**WHAT YOU NEED TO DO**
Set out every line of the listing below as a numbered list, omitting any blank lines.

## Start

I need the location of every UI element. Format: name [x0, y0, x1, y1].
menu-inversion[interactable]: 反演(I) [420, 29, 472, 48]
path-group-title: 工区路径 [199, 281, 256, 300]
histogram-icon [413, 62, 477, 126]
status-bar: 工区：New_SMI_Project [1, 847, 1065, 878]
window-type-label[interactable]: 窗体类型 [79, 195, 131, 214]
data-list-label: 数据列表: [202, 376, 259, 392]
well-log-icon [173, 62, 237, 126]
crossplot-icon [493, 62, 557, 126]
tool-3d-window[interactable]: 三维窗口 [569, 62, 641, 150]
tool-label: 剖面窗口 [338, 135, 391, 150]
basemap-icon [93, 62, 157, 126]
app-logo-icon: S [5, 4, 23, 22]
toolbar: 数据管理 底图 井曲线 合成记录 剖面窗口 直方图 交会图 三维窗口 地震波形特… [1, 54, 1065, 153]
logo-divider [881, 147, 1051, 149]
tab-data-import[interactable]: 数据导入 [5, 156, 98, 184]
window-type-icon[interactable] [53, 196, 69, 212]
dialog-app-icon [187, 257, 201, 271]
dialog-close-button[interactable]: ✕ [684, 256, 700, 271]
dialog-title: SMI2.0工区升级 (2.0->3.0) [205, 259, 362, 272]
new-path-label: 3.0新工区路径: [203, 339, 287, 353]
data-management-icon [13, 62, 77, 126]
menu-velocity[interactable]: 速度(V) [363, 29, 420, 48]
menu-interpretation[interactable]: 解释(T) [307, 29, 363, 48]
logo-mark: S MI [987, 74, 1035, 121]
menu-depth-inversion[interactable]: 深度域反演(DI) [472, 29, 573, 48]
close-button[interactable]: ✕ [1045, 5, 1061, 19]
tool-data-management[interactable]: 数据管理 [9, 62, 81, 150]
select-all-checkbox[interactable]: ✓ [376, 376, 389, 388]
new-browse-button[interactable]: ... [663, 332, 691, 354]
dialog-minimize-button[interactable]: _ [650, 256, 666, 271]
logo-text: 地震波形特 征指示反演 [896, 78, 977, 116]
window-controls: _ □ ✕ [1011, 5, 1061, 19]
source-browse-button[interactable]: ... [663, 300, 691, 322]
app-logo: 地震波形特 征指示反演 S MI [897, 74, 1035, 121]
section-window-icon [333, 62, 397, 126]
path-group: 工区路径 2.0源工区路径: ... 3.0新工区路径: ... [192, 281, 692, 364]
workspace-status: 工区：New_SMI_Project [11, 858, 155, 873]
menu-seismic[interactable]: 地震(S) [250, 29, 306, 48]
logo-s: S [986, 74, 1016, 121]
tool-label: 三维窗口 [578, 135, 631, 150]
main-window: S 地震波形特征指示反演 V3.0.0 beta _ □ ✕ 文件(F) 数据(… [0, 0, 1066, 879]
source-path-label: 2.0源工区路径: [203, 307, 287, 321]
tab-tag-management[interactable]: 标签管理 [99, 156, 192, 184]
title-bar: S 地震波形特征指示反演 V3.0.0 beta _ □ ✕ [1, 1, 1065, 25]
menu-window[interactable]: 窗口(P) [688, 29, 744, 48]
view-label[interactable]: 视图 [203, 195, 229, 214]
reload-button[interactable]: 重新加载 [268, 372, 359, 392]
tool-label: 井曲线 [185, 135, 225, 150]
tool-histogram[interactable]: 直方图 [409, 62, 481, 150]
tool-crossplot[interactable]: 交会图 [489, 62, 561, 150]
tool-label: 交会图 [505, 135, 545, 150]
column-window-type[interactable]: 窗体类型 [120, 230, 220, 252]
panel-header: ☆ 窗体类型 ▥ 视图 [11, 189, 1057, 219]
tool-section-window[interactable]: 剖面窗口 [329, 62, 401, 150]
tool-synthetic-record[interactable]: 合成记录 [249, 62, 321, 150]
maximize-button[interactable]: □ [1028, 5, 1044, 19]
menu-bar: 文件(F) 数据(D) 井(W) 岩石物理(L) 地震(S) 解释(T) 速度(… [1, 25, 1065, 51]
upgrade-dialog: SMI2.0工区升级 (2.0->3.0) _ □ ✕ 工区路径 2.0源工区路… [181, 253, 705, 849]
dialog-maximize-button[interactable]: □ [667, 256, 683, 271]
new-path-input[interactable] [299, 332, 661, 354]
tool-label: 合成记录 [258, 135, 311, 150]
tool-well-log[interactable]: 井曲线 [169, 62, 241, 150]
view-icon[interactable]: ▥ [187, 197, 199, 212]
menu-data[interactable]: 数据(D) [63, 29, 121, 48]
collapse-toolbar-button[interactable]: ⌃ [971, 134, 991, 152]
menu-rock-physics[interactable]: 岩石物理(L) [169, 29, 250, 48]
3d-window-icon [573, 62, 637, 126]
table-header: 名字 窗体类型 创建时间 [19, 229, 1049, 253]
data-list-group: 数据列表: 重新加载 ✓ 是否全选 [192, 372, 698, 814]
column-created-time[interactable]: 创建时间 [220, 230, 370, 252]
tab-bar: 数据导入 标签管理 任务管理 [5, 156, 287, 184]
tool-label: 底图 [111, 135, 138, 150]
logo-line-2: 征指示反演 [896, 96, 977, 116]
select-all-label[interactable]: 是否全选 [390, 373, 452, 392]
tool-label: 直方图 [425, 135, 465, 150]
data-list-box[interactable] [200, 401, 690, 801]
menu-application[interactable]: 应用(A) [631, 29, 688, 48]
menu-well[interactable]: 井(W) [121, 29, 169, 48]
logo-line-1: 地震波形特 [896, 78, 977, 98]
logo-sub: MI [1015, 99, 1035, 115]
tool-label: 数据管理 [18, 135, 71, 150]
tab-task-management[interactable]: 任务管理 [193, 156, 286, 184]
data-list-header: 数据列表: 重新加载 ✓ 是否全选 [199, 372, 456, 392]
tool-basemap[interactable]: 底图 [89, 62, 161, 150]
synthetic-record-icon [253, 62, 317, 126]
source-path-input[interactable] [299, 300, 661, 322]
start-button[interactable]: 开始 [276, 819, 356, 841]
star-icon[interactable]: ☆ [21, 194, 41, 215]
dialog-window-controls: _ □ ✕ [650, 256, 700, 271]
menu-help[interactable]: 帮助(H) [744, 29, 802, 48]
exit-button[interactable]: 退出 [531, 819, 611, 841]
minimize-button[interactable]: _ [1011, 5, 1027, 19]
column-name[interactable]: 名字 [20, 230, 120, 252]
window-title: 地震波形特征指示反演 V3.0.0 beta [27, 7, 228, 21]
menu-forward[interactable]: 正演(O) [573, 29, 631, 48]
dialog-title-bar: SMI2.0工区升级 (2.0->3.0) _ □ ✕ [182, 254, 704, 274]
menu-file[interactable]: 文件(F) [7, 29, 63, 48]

## End

**SOLVED PROBLEM**
1. I need the location of every UI element. Format: name [x0, y0, x1, y1].
2. menu-inversion[interactable]: 反演(I) [420, 29, 472, 48]
3. path-group-title: 工区路径 [199, 281, 256, 300]
4. histogram-icon [413, 62, 477, 126]
5. status-bar: 工区：New_SMI_Project [1, 847, 1065, 878]
6. window-type-label[interactable]: 窗体类型 [79, 195, 131, 214]
7. data-list-label: 数据列表: [202, 376, 259, 392]
8. well-log-icon [173, 62, 237, 126]
9. crossplot-icon [493, 62, 557, 126]
10. tool-3d-window[interactable]: 三维窗口 [569, 62, 641, 150]
11. tool-label: 剖面窗口 [338, 135, 391, 150]
12. basemap-icon [93, 62, 157, 126]
13. app-logo-icon: S [5, 4, 23, 22]
14. toolbar: 数据管理 底图 井曲线 合成记录 剖面窗口 直方图 交会图 三维窗口 地震波形特… [1, 54, 1065, 153]
15. logo-divider [881, 147, 1051, 149]
16. tab-data-import[interactable]: 数据导入 [5, 156, 98, 184]
17. window-type-icon[interactable] [53, 196, 69, 212]
18. dialog-app-icon [187, 257, 201, 271]
19. dialog-close-button[interactable]: ✕ [684, 256, 700, 271]
20. dialog-title: SMI2.0工区升级 (2.0->3.0) [205, 259, 362, 272]
21. new-path-label: 3.0新工区路径: [203, 339, 287, 353]
22. data-management-icon [13, 62, 77, 126]
23. menu-velocity[interactable]: 速度(V) [363, 29, 420, 48]
24. menu-interpretation[interactable]: 解释(T) [307, 29, 363, 48]
25. logo-mark: S MI [987, 74, 1035, 121]
26. menu-depth-inversion[interactable]: 深度域反演(DI) [472, 29, 573, 48]
27. close-button[interactable]: ✕ [1045, 5, 1061, 19]
28. tool-data-management[interactable]: 数据管理 [9, 62, 81, 150]
29. select-all-checkbox[interactable]: ✓ [376, 376, 389, 388]
30. new-browse-button[interactable]: ... [663, 332, 691, 354]
31. dialog-minimize-button[interactable]: _ [650, 256, 666, 271]
32. logo-text: 地震波形特 征指示反演 [896, 78, 977, 116]
33. window-controls: _ □ ✕ [1011, 5, 1061, 19]
34. source-browse-button[interactable]: ... [663, 300, 691, 322]
35. app-logo: 地震波形特 征指示反演 S MI [897, 74, 1035, 121]
36. section-window-icon [333, 62, 397, 126]
37. path-group: 工区路径 2.0源工区路径: ... 3.0新工区路径: ... [192, 281, 692, 364]
38. workspace-status: 工区：New_SMI_Project [11, 858, 155, 873]
39. menu-seismic[interactable]: 地震(S) [250, 29, 306, 48]
40. logo-s: S [986, 74, 1016, 121]
41. tool-label: 三维窗口 [578, 135, 631, 150]
42. main-window: S 地震波形特征指示反演 V3.0.0 beta _ □ ✕ 文件(F) 数据(… [0, 0, 1066, 879]
43. source-path-label: 2.0源工区路径: [203, 307, 287, 321]
44. tab-tag-management[interactable]: 标签管理 [99, 156, 192, 184]
45. title-bar: S 地震波形特征指示反演 V3.0.0 beta _ □ ✕ [1, 1, 1065, 25]
46. menu-window[interactable]: 窗口(P) [688, 29, 744, 48]
47. view-label[interactable]: 视图 [203, 195, 229, 214]
48. reload-button[interactable]: 重新加载 [268, 372, 359, 392]
49. tool-label: 井曲线 [185, 135, 225, 150]
50. tool-histogram[interactable]: 直方图 [409, 62, 481, 150]
51. tool-crossplot[interactable]: 交会图 [489, 62, 561, 150]
52. tool-label: 交会图 [505, 135, 545, 150]
53. column-window-type[interactable]: 窗体类型 [120, 230, 220, 252]
54. panel-header: ☆ 窗体类型 ▥ 视图 [11, 189, 1057, 219]
55. tool-section-window[interactable]: 剖面窗口 [329, 62, 401, 150]
56. tool-synthetic-record[interactable]: 合成记录 [249, 62, 321, 150]
57. maximize-button[interactable]: □ [1028, 5, 1044, 19]
58. menu-bar: 文件(F) 数据(D) 井(W) 岩石物理(L) 地震(S) 解释(T) 速度(… [1, 25, 1065, 51]
59. upgrade-dialog: SMI2.0工区升级 (2.0->3.0) _ □ ✕ 工区路径 2.0源工区路… [181, 253, 705, 849]
60. dialog-maximize-button[interactable]: □ [667, 256, 683, 271]
61. new-path-input[interactable] [299, 332, 661, 354]
62. tool-label: 合成记录 [258, 135, 311, 150]
63. tool-well-log[interactable]: 井曲线 [169, 62, 241, 150]
64. view-icon[interactable]: ▥ [187, 197, 199, 212]
65. menu-data[interactable]: 数据(D) [63, 29, 121, 48]
66. collapse-toolbar-button[interactable]: ⌃ [971, 134, 991, 152]
67. menu-rock-physics[interactable]: 岩石物理(L) [169, 29, 250, 48]
68. 3d-window-icon [573, 62, 637, 126]
69. table-header: 名字 窗体类型 创建时间 [19, 229, 1049, 253]
70. data-list-group: 数据列表: 重新加载 ✓ 是否全选 [192, 372, 698, 814]
71. column-created-time[interactable]: 创建时间 [220, 230, 370, 252]
72. tab-bar: 数据导入 标签管理 任务管理 [5, 156, 287, 184]
73. tool-label: 底图 [111, 135, 138, 150]
74. logo-line-2: 征指示反演 [896, 96, 977, 116]
75. select-all-label[interactable]: 是否全选 [390, 373, 452, 392]
76. tool-label: 直方图 [425, 135, 465, 150]
77. data-list-box[interactable] [200, 401, 690, 801]
78. menu-application[interactable]: 应用(A) [631, 29, 688, 48]
79. menu-well[interactable]: 井(W) [121, 29, 169, 48]
80. logo-line-1: 地震波形特 [896, 78, 977, 98]
81. logo-sub: MI [1015, 99, 1035, 115]
82. tool-label: 数据管理 [18, 135, 71, 150]
83. tab-task-management[interactable]: 任务管理 [193, 156, 286, 184]
84. data-list-header: 数据列表: 重新加载 ✓ 是否全选 [199, 372, 456, 392]
85. tool-basemap[interactable]: 底图 [89, 62, 161, 150]
86. synthetic-record-icon [253, 62, 317, 126]
87. source-path-input[interactable] [299, 300, 661, 322]
88. start-button[interactable]: 开始 [276, 819, 356, 841]
89. star-icon[interactable]: ☆ [21, 194, 41, 215]
90. dialog-window-controls: _ □ ✕ [650, 256, 700, 271]
91. menu-help[interactable]: 帮助(H) [744, 29, 802, 48]
92. exit-button[interactable]: 退出 [531, 819, 611, 841]
93. minimize-button[interactable]: _ [1011, 5, 1027, 19]
94. column-name[interactable]: 名字 [20, 230, 120, 252]
95. window-title: 地震波形特征指示反演 V3.0.0 beta [27, 7, 228, 21]
96. menu-forward[interactable]: 正演(O) [573, 29, 631, 48]
97. dialog-title-bar: SMI2.0工区升级 (2.0->3.0) _ □ ✕ [182, 254, 704, 274]
98. menu-file[interactable]: 文件(F) [7, 29, 63, 48]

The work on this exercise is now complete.